(Lines of data)
________________

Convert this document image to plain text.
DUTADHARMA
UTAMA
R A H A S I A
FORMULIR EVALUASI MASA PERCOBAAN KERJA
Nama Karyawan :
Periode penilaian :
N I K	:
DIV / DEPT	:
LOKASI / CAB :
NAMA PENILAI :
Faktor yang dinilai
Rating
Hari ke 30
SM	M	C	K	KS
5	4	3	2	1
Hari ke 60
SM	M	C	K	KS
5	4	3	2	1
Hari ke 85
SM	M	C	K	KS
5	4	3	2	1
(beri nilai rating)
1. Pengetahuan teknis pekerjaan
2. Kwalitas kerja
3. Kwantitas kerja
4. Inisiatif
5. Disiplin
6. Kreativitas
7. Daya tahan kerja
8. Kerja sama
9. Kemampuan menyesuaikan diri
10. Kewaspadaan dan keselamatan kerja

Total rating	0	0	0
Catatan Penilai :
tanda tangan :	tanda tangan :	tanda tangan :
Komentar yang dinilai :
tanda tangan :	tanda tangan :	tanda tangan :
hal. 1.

________________

STATED GOAL:
Your task is to print all of the records exactly.

RESULT FOR THIS EXERCISE:
Convert this document image to plain text.
DUTADHARMA
UTAMA
R A H A S I A
FORMULIR EVALUASI MASA PERCOBAAN KERJA
Nama Karyawan :
Periode penilaian :
N I K	:
DIV / DEPT	:
LOKASI / CAB :
NAMA PENILAI :
Faktor yang dinilai
Rating
Hari ke 30
SM	M	C	K	KS
5	4	3	2	1
Hari ke 60
SM	M	C	K	KS
5	4	3	2	1
Hari ke 85
SM	M	C	K	KS
5	4	3	2	1
(beri nilai rating)
1. Pengetahuan teknis pekerjaan
2. Kwalitas kerja
3. Kwantitas kerja
4. Inisiatif
5. Disiplin
6. Kreativitas
7. Daya tahan kerja
8. Kerja sama
9. Kemampuan menyesuaikan diri
10. Kewaspadaan dan keselamatan kerja

Total rating	0	0	0
Catatan Penilai :
tanda tangan :	tanda tangan :	tanda tangan :
Komentar yang dinilai :
tanda tangan :	tanda tangan :	tanda tangan :
hal. 1.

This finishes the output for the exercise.